WORK TO COMPLETE ::
Please copy every line of the records below that holds the word "最大コンボ上昇量".

GIVEN RECORDS ::
* * *

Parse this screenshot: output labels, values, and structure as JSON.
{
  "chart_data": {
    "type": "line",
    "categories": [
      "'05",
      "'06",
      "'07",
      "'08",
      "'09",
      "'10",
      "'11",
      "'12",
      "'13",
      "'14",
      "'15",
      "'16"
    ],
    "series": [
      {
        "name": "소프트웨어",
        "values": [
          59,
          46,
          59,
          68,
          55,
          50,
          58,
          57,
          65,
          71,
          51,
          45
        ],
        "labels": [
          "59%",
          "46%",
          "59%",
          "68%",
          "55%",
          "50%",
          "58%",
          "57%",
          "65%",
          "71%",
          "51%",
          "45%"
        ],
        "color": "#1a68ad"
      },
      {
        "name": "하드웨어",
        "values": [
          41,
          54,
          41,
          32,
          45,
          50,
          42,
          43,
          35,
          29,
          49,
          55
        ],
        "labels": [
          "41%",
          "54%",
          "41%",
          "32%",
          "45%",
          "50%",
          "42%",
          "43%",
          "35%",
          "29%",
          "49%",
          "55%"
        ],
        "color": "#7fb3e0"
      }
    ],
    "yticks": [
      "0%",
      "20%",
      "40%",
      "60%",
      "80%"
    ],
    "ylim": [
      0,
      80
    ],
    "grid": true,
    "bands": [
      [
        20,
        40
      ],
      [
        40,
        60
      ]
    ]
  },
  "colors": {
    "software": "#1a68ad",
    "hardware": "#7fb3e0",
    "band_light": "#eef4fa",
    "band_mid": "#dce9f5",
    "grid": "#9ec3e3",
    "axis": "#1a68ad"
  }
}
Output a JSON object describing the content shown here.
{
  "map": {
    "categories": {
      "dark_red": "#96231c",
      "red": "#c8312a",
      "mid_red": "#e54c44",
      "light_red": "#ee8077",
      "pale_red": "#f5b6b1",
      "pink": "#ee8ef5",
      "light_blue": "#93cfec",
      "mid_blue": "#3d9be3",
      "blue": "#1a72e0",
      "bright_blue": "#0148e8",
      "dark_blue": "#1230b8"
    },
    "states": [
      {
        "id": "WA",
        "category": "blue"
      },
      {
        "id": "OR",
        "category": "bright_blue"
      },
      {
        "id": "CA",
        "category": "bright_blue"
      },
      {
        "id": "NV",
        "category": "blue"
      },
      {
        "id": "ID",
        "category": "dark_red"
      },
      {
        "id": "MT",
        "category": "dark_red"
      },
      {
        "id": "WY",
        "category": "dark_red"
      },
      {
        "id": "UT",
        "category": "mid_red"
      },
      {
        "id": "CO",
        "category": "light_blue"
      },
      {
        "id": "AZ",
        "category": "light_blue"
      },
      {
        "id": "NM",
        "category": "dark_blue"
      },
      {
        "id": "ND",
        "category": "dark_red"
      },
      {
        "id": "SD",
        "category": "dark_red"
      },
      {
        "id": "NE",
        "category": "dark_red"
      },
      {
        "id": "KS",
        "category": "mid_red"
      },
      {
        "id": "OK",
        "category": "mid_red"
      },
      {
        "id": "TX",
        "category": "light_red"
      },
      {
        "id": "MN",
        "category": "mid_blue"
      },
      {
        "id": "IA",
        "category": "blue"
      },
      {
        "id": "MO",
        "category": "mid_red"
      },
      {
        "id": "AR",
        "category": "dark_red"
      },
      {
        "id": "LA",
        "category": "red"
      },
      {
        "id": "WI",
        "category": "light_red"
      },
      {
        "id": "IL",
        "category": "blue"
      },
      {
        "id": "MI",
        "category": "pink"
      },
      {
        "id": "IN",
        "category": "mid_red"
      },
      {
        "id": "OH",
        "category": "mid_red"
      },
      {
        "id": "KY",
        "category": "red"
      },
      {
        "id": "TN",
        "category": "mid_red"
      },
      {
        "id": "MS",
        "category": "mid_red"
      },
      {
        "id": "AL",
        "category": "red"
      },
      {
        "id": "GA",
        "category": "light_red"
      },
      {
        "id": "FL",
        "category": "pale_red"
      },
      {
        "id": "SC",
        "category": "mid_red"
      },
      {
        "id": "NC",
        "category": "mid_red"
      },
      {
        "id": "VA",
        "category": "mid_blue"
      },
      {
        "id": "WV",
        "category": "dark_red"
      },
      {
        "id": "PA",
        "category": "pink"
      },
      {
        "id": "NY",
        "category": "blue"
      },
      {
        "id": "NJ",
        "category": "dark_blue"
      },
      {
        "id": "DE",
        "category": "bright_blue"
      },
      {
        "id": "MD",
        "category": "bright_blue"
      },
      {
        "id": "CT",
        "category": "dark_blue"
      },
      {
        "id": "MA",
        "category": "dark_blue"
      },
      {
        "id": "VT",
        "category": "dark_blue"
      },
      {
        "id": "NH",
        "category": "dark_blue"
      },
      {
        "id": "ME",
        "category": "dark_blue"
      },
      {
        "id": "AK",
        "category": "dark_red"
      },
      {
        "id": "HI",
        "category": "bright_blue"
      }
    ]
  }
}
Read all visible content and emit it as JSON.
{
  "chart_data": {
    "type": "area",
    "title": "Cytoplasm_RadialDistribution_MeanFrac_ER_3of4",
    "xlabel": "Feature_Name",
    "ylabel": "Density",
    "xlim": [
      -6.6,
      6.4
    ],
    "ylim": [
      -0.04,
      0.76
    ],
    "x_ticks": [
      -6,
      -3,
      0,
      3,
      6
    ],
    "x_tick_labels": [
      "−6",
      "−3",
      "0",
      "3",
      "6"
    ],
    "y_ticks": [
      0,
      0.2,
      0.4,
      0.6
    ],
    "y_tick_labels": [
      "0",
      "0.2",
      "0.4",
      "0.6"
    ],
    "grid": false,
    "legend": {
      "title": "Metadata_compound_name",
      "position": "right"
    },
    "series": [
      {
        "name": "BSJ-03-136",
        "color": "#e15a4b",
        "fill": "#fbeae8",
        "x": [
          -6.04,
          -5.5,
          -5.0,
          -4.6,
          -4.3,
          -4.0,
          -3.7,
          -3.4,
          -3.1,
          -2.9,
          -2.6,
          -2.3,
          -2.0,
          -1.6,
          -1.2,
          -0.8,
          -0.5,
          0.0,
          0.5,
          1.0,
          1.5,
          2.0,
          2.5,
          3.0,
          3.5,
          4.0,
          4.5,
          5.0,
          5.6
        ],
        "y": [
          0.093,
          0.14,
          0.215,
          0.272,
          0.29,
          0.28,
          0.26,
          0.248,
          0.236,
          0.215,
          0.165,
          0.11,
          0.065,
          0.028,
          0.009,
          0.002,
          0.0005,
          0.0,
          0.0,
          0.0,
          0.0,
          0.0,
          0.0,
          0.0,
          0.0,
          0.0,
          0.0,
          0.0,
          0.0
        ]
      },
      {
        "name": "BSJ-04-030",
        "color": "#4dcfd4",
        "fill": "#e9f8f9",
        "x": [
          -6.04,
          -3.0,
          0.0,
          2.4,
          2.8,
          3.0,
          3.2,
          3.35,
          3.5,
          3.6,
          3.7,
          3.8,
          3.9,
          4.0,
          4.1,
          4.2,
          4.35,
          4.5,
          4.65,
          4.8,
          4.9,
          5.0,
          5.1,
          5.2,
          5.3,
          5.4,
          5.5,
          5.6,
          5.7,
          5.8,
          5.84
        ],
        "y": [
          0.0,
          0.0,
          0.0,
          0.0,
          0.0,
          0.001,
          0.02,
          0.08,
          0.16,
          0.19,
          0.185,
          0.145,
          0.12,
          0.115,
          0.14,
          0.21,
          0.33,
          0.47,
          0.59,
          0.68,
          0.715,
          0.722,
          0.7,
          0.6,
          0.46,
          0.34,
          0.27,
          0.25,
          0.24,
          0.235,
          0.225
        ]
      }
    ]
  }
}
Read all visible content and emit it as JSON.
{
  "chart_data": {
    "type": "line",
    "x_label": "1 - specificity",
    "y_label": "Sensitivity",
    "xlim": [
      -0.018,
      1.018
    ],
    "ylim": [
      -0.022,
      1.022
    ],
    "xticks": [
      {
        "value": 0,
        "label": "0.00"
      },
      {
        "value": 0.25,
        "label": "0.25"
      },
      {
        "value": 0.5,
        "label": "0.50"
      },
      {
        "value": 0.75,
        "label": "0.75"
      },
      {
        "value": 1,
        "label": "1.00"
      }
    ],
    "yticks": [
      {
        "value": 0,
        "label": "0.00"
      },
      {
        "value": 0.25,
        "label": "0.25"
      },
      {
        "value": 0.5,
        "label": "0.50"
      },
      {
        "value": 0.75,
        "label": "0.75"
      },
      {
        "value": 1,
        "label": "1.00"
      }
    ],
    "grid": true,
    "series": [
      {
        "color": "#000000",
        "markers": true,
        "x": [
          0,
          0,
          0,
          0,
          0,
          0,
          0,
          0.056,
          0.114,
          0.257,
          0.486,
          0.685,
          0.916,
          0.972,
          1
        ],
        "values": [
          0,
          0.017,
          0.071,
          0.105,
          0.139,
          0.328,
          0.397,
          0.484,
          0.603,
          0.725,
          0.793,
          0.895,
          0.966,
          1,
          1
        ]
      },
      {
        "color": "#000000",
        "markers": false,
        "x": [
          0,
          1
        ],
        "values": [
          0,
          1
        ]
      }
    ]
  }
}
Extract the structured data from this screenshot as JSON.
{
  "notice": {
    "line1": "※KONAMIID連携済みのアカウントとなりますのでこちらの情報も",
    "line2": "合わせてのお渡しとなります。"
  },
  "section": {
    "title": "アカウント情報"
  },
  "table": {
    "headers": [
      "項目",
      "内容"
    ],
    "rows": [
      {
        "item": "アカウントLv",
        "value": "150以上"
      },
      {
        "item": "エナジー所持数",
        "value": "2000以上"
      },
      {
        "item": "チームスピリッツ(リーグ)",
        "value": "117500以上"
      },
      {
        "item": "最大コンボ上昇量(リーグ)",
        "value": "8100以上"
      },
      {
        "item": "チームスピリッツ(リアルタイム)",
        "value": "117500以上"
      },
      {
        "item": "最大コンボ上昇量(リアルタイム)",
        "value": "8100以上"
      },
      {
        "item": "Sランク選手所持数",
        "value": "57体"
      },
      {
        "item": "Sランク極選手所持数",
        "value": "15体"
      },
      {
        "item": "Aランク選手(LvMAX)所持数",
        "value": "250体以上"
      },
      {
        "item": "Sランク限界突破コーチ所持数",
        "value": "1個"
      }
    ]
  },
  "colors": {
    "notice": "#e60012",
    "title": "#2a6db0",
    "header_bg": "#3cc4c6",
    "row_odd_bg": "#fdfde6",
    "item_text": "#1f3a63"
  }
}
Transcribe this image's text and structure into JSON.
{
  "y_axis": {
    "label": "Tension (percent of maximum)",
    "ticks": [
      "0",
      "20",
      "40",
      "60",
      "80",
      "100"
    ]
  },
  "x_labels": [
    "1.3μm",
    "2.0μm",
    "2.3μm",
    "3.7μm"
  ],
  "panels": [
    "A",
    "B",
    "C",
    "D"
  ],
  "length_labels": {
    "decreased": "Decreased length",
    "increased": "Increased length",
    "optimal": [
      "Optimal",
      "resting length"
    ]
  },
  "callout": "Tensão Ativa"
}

* * *

EXERCISE RESULT ::
        "item": "最大コンボ上昇量(リーグ)",
        "item": "最大コンボ上昇量(リアルタイム)",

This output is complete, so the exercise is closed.